DATASET
******

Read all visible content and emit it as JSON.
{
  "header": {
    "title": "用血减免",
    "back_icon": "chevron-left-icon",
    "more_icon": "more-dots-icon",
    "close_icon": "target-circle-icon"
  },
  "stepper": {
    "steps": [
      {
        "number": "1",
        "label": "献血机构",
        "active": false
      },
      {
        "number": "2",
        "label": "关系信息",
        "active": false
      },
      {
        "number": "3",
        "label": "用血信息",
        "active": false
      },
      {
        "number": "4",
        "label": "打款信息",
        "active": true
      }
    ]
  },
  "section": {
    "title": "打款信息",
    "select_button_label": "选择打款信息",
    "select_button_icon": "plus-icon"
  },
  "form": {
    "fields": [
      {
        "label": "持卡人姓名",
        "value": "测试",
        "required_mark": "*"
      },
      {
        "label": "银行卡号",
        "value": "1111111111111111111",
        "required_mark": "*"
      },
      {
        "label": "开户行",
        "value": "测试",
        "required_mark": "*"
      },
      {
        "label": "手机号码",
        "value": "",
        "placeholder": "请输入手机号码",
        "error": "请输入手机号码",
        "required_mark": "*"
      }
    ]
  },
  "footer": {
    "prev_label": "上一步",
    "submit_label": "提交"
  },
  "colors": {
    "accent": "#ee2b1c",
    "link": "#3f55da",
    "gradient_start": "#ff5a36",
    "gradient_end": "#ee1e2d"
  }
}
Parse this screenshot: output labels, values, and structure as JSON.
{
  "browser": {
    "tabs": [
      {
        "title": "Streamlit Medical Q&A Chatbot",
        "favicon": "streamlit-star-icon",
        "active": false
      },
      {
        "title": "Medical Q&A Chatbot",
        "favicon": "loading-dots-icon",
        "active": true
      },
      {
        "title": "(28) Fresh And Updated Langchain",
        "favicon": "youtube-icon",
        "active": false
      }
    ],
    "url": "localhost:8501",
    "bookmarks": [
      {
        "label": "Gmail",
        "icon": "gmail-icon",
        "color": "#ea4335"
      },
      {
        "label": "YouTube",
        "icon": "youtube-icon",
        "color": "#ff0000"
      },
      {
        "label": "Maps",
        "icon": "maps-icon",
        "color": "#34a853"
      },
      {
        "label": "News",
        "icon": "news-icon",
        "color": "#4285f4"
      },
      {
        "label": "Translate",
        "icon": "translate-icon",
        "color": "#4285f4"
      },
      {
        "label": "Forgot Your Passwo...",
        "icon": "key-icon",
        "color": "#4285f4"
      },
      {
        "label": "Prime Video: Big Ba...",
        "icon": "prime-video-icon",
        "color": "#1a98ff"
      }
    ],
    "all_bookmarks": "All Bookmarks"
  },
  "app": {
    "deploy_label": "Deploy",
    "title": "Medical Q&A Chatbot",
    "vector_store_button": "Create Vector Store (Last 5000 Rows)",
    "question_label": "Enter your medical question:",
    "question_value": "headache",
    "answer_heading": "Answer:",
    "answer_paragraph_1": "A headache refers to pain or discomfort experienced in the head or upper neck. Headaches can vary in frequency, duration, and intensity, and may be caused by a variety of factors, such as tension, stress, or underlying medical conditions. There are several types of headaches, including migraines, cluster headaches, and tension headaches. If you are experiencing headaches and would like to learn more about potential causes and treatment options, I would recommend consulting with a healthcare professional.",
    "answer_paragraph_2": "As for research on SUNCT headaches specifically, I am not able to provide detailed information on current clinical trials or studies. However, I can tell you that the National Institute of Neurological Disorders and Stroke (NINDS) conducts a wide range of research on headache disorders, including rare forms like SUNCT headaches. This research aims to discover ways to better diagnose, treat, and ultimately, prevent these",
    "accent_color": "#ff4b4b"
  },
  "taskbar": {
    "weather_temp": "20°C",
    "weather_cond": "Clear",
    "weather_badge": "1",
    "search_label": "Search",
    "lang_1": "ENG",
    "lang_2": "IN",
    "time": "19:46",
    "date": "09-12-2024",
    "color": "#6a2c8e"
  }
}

******

GOAL
Each record above should be restated word for word.

EXERCISE RESPONSE
Read all visible content and emit it as JSON.
{
  "header": {
    "title": "用血减免",
    "back_icon": "chevron-left-icon",
    "more_icon": "more-dots-icon",
    "close_icon": "target-circle-icon"
  },
  "stepper": {
    "steps": [
      {
        "number": "1",
        "label": "献血机构",
        "active": false
      },
      {
        "number": "2",
        "label": "关系信息",
        "active": false
      },
      {
        "number": "3",
        "label": "用血信息",
        "active": false
      },
      {
        "number": "4",
        "label": "打款信息",
        "active": true
      }
    ]
  },
  "section": {
    "title": "打款信息",
    "select_button_label": "选择打款信息",
    "select_button_icon": "plus-icon"
  },
  "form": {
    "fields": [
      {
        "label": "持卡人姓名",
        "value": "测试",
        "required_mark": "*"
      },
      {
        "label": "银行卡号",
        "value": "1111111111111111111",
        "required_mark": "*"
      },
      {
        "label": "开户行",
        "value": "测试",
        "required_mark": "*"
      },
      {
        "label": "手机号码",
        "value": "",
        "placeholder": "请输入手机号码",
        "error": "请输入手机号码",
        "required_mark": "*"
      }
    ]
  },
  "footer": {
    "prev_label": "上一步",
    "submit_label": "提交"
  },
  "colors": {
    "accent": "#ee2b1c",
    "link": "#3f55da",
    "gradient_start": "#ff5a36",
    "gradient_end": "#ee1e2d"
  }
}
Parse this screenshot: output labels, values, and structure as JSON.
{
  "browser": {
    "tabs": [
      {
        "title": "Streamlit Medical Q&A Chatbot",
        "favicon": "streamlit-star-icon",
        "active": false
      },
      {
        "title": "Medical Q&A Chatbot",
        "favicon": "loading-dots-icon",
        "active": true
      },
      {
        "title": "(28) Fresh And Updated Langchain",
        "favicon": "youtube-icon",
        "active": false
      }
    ],
    "url": "localhost:8501",
    "bookmarks": [
      {
        "label": "Gmail",
        "icon": "gmail-icon",
        "color": "#ea4335"
      },
      {
        "label": "YouTube",
        "icon": "youtube-icon",
        "color": "#ff0000"
      },
      {
        "label": "Maps",
        "icon": "maps-icon",
        "color": "#34a853"
      },
      {
        "label": "News",
        "icon": "news-icon",
        "color": "#4285f4"
      },
      {
        "label": "Translate",
        "icon": "translate-icon",
        "color": "#4285f4"
      },
      {
        "label": "Forgot Your Passwo...",
        "icon": "key-icon",
        "color": "#4285f4"
      },
      {
        "label": "Prime Video: Big Ba...",
        "icon": "prime-video-icon",
        "color": "#1a98ff"
      }
    ],
    "all_bookmarks": "All Bookmarks"
  },
  "app": {
    "deploy_label": "Deploy",
    "title": "Medical Q&A Chatbot",
    "vector_store_button": "Create Vector Store (Last 5000 Rows)",
    "question_label": "Enter your medical question:",
    "question_value": "headache",
    "answer_heading": "Answer:",
    "answer_paragraph_1": "A headache refers to pain or discomfort experienced in the head or upper neck. Headaches can vary in frequency, duration, and intensity, and may be caused by a variety of factors, such as tension, stress, or underlying medical conditions. There are several types of headaches, including migraines, cluster headaches, and tension headaches. If you are experiencing headaches and would like to learn more about potential causes and treatment options, I would recommend consulting with a healthcare professional.",
    "answer_paragraph_2": "As for research on SUNCT headaches specifically, I am not able to provide detailed information on current clinical trials or studies. However, I can tell you that the National Institute of Neurological Disorders and Stroke (NINDS) conducts a wide range of research on headache disorders, including rare forms like SUNCT headaches. This research aims to discover ways to better diagnose, treat, and ultimately, prevent these",
    "accent_color": "#ff4b4b"
  },
  "taskbar": {
    "weather_temp": "20°C",
    "weather_cond": "Clear",
    "weather_badge": "1",
    "search_label": "Search",
    "lang_1": "ENG",
    "lang_2": "IN",
    "time": "19:46",
    "date": "09-12-2024",
    "color": "#6a2c8e"
  }
}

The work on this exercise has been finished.